▶ Prompt
In the records that follow, show each line where the word "EXPERIENCE" is present.

* * * * * * * * *

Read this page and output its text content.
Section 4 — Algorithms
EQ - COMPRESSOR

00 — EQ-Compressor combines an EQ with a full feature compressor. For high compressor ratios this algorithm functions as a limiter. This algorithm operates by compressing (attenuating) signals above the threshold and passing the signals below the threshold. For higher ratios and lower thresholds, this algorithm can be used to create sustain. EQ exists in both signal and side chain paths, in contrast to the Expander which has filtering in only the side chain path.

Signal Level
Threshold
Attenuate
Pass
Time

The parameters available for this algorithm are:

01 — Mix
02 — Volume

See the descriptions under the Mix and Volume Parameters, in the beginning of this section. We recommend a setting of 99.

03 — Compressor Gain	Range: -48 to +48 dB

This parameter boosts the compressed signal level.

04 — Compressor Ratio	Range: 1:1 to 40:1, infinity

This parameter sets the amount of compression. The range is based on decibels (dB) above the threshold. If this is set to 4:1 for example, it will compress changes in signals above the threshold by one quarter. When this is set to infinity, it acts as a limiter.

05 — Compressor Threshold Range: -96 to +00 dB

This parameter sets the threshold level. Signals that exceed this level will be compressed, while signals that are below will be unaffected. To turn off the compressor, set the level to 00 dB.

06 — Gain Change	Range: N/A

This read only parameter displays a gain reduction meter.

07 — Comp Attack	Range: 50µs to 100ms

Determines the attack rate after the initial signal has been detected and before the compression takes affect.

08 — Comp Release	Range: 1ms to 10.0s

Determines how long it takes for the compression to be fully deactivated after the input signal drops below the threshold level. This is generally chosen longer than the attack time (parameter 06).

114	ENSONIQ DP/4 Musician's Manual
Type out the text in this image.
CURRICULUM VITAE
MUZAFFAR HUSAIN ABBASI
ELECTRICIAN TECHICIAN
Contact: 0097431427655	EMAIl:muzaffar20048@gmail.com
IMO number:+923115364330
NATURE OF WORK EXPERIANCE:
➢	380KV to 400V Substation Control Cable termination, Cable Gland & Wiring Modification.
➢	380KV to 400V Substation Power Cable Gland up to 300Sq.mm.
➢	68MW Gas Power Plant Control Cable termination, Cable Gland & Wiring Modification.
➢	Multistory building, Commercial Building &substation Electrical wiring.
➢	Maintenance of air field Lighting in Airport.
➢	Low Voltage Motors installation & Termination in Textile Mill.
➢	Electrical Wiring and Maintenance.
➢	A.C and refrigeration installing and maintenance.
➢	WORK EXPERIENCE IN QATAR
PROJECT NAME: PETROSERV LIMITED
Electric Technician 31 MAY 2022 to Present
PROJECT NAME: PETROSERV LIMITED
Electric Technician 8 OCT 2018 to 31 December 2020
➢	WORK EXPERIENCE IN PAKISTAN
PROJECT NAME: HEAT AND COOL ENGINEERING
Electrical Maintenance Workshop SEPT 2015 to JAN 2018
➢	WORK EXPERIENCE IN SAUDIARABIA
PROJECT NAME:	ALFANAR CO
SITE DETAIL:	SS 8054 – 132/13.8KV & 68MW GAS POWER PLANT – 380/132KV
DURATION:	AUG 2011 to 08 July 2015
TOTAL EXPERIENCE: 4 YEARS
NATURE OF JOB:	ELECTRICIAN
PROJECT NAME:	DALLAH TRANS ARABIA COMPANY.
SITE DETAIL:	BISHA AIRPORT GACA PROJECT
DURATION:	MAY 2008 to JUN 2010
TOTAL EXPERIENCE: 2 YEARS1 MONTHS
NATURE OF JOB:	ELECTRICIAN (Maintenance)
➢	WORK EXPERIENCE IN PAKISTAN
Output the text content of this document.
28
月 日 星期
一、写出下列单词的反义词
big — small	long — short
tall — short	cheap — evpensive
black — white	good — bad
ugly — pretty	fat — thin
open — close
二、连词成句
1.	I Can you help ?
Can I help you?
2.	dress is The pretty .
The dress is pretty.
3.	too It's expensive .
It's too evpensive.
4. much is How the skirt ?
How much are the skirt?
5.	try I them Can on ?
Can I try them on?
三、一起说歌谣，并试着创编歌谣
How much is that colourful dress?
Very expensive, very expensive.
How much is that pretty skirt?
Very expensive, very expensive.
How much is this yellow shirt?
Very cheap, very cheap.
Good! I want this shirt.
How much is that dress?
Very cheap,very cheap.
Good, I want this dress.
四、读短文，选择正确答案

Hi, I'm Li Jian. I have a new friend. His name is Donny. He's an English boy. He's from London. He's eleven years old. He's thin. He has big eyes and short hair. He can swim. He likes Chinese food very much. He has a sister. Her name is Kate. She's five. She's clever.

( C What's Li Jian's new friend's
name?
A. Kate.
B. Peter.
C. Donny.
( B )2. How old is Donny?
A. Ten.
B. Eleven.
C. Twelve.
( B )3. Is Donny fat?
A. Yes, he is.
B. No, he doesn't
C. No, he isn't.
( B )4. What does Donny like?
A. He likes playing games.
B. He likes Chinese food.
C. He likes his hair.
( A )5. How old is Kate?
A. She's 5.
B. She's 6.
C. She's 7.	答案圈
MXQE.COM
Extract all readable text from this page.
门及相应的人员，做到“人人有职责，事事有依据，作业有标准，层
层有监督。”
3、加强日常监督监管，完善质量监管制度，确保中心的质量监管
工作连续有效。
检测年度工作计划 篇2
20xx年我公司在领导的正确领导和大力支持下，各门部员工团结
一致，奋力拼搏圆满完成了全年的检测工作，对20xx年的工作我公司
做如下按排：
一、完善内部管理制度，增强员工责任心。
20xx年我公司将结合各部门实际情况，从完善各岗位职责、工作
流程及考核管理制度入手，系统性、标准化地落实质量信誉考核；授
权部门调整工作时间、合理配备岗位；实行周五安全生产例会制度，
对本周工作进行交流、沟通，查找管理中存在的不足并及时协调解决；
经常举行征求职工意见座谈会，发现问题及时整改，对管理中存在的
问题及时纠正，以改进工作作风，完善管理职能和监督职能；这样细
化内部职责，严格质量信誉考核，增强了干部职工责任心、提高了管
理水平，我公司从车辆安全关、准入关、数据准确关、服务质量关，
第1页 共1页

* * * * * * * * *

▶ Result of this exercise
➢	WORK EXPERIENCE IN QATAR
➢	WORK EXPERIENCE IN PAKISTAN
➢	WORK EXPERIENCE IN SAUDIARABIA
TOTAL EXPERIENCE: 4 YEARS
TOTAL EXPERIENCE: 2 YEARS1 MONTHS
➢	WORK EXPERIENCE IN PAKISTAN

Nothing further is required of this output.